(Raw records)
+ + + + +

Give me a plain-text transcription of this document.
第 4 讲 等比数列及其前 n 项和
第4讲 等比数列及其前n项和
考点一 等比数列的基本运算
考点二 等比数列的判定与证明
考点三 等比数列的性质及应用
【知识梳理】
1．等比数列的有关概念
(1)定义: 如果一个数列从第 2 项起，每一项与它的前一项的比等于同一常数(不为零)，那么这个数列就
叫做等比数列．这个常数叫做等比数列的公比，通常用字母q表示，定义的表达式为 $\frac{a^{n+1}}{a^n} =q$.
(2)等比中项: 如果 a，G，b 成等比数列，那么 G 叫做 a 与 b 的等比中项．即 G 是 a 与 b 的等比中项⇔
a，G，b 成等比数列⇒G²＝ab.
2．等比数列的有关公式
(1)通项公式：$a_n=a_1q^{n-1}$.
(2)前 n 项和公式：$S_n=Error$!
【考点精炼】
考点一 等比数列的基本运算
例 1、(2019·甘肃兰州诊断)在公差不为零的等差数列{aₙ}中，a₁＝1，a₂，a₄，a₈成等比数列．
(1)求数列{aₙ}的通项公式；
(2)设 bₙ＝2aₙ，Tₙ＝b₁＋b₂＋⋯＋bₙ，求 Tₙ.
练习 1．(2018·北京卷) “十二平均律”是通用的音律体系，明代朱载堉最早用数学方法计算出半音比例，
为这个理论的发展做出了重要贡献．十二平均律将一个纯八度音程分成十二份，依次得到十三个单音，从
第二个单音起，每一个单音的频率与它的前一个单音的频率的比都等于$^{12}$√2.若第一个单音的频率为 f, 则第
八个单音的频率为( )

+ + + + +

Exercise requirements: Repeat the data precisely, reproducing every entry.

Answer to the task:
Give me a plain-text transcription of this document.
第 4 讲 等比数列及其前 n 项和
第4讲 等比数列及其前n项和
考点一 等比数列的基本运算
考点二 等比数列的判定与证明
考点三 等比数列的性质及应用
【知识梳理】
1．等比数列的有关概念
(1)定义: 如果一个数列从第 2 项起，每一项与它的前一项的比等于同一常数(不为零)，那么这个数列就
叫做等比数列．这个常数叫做等比数列的公比，通常用字母q表示，定义的表达式为 $\frac{a^{n+1}}{a^n} =q$.
(2)等比中项: 如果 a，G，b 成等比数列，那么 G 叫做 a 与 b 的等比中项．即 G 是 a 与 b 的等比中项⇔
a，G，b 成等比数列⇒G²＝ab.
2．等比数列的有关公式
(1)通项公式：$a_n=a_1q^{n-1}$.
(2)前 n 项和公式：$S_n=Error$!
【考点精炼】
考点一 等比数列的基本运算
例 1、(2019·甘肃兰州诊断)在公差不为零的等差数列{aₙ}中，a₁＝1，a₂，a₄，a₈成等比数列．
(1)求数列{aₙ}的通项公式；
(2)设 bₙ＝2aₙ，Tₙ＝b₁＋b₂＋⋯＋bₙ，求 Tₙ.
练习 1．(2018·北京卷) “十二平均律”是通用的音律体系，明代朱载堉最早用数学方法计算出半音比例，
为这个理论的发展做出了重要贡献．十二平均律将一个纯八度音程分成十二份，依次得到十三个单音，从
第二个单音起，每一个单音的频率与它的前一个单音的频率的比都等于$^{12}$√2.若第一个单音的频率为 f, 则第
八个单音的频率为( )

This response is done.